▶ [Extrait cité]:

Les espèces chassables

La liste des espèces chassables est strictement fixée par la loi. En effet, tout animal sauvage a un statut juridique. Seules les espèces citées dans l’arrêté du 26 juin 1987, régulièrement amendé, peuvent faire l’objet d’un acte de chasse.
Dans un souci de gestion optimale et de préservation de la biodiversité, le nombre d’individus prélevés sur un territoire donné peut lui aussi être encadré au moyen de quotas. C’est l’objet du plan de chasse et du schéma départemental de gestion cynégétique.

La gestion adaptative permet, pour les espèces chassées, de réajuster régulièrement les prélèvements cynégétiques. Un système de quotas est mis en place selon leur état de conservation et la connaissance de leur fonctionnement. L’application mobile Chassadapt a d’ailleurs été développée pour la saisie des prélèvements en temps réel.

En savoir plus sur les dispositifs de gestion adaptative

L’application Chassadapt

« Chassadapt » fonctionne comme un « carnet de chasse numérique ».

▶ [Liste des consignes]:
1 - D'après le texte sur les espèces chassables, quel arrêté fixe la liste des espèces qui peuvent faire l'objet d'un acte de chasse ?
2 - Rédigez la suite du texte sur les espèces chassables, en reprenant après sa dernière phrase.

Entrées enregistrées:

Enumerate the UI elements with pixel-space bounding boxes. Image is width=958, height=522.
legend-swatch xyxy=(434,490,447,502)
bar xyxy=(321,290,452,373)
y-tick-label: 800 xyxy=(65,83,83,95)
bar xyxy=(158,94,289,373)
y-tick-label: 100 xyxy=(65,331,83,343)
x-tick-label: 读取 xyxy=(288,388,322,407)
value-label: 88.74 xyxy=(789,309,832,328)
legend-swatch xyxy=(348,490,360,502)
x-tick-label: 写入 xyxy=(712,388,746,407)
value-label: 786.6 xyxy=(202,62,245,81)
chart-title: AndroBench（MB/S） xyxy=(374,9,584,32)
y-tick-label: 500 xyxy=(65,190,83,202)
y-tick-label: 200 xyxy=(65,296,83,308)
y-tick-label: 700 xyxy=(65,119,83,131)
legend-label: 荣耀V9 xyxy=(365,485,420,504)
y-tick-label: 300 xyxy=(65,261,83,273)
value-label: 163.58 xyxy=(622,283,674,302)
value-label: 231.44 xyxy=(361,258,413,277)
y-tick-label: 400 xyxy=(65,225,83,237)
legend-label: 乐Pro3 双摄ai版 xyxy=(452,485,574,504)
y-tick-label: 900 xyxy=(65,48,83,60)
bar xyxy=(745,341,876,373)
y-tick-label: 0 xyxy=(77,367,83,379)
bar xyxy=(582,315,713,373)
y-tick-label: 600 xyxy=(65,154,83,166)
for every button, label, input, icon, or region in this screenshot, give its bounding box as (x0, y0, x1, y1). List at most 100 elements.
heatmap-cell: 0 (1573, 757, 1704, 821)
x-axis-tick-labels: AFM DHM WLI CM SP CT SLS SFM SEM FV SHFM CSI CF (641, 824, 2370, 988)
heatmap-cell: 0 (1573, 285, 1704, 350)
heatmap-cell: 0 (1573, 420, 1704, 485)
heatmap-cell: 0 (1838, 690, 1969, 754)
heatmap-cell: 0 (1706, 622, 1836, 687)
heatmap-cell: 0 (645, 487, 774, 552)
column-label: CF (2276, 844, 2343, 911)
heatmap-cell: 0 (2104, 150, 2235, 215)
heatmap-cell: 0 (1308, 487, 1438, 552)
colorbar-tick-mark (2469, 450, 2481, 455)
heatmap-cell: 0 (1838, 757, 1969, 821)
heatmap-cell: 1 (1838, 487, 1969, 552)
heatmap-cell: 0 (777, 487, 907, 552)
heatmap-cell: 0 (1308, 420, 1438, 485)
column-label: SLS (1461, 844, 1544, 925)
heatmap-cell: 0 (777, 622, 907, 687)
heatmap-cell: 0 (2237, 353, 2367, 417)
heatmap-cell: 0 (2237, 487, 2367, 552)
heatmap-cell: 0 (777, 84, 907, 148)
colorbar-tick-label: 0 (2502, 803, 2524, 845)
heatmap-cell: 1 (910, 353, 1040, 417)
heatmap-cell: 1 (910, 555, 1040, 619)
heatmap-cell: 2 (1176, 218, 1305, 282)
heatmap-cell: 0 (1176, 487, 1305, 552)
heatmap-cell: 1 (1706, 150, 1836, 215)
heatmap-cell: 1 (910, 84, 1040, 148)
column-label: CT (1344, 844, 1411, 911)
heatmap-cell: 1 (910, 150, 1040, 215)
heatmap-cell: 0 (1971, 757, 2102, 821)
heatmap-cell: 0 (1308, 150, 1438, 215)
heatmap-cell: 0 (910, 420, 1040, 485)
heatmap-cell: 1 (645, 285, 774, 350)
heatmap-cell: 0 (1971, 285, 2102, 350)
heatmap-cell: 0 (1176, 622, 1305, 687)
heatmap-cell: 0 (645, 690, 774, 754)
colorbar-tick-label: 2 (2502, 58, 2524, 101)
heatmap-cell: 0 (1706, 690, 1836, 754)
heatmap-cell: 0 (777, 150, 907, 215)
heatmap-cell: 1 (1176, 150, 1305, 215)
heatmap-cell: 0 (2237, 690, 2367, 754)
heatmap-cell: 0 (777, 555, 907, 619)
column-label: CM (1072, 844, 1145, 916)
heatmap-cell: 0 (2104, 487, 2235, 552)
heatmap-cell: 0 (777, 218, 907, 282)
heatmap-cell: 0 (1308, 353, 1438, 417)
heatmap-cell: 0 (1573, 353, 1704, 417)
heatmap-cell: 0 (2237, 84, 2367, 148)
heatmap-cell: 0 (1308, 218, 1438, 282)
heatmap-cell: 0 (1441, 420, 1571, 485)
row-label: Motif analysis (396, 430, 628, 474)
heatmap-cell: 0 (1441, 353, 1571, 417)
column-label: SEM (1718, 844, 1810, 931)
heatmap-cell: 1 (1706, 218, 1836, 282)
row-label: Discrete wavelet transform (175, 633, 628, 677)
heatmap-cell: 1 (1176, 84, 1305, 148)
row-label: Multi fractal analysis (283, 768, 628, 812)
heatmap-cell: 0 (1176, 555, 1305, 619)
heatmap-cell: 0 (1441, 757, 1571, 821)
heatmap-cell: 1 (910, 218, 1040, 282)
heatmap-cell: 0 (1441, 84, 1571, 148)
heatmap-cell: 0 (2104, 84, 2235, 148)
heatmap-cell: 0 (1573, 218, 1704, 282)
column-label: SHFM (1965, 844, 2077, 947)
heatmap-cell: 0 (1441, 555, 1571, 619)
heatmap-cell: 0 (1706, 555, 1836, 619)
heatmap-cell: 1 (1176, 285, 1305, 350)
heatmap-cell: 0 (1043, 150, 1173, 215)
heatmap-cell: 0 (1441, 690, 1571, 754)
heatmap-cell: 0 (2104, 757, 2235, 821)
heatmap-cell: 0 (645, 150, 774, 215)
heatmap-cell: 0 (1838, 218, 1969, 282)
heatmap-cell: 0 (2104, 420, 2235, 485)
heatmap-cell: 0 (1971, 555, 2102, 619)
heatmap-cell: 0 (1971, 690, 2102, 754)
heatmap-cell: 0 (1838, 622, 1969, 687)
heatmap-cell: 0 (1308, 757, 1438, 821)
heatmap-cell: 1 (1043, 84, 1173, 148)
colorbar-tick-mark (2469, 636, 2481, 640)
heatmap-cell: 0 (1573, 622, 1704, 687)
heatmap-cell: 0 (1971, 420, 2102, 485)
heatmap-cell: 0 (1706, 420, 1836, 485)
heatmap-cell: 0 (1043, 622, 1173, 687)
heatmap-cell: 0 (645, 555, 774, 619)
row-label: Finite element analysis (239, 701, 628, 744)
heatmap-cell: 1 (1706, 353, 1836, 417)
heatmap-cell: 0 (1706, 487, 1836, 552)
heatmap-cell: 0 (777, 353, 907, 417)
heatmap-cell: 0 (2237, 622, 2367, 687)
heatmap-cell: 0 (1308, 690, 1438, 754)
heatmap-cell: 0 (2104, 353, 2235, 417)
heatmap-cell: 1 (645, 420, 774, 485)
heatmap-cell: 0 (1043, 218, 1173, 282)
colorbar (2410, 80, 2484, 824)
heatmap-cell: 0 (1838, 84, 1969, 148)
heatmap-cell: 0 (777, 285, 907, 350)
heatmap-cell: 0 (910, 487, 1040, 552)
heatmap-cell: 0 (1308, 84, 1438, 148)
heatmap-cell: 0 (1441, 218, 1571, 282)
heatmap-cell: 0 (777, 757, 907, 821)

▶ [Liste des réponses]:
1 - L'arrêté du 26 juin 1987, régulièrement amendé.

2 -
Cette application gratuite est utilisée pour déclarer les prélèvements de chaque chasseur.
L’objectif est à la fois de simplifier les déclarations et les contrôles, mais aussi d’améliorer les connaissances relatives aux espèces concernées.

Cet outil a été développé dans le cadre de la mise en œuvre de la gestion adaptative, par la Fédération nationale des chasseurs en partenariat avec l’ONCFS.

Les données exploitées sont anonymisées, puisqu’elles sont utilisées dans le domaine de la recherche, conformément aux exigences de la CNIL.

Téléchargez l’application pour Android

 

Les espèces susceptibles d'occasionner des dégâts

La régulation d’animaux susceptibles d’occasionner des dégâts aux activités humaines ou d’endommager les équilibres biologiques est aussi règlementée. La destruction d’animaux dits « nuisibles » est un droit de protection conféré aux propriétaires ou aux agriculteurs, mais il est encadré par des textes – décrets ministériels et arrêtés préfectoraux – qui précisent la liste, les périodes et les modalités de destruction des espèces concernées. Conformément au Code de l’Environnement, le caractère « nuisible » d’une espèce s’évalue au regard de l’un au moins des critères suivants :

  • Dans l’intérêt de la santé et de la sécurité publique
  • Pour assurer la protection de la flore et de la faune
  • Pour prévenir des dommages importants aux activités agricoles, forestières et aquacoles
  • Pour prévenir les dommages importants à d’autres formes de propriété, sauf pour les espèces d’oiseaux.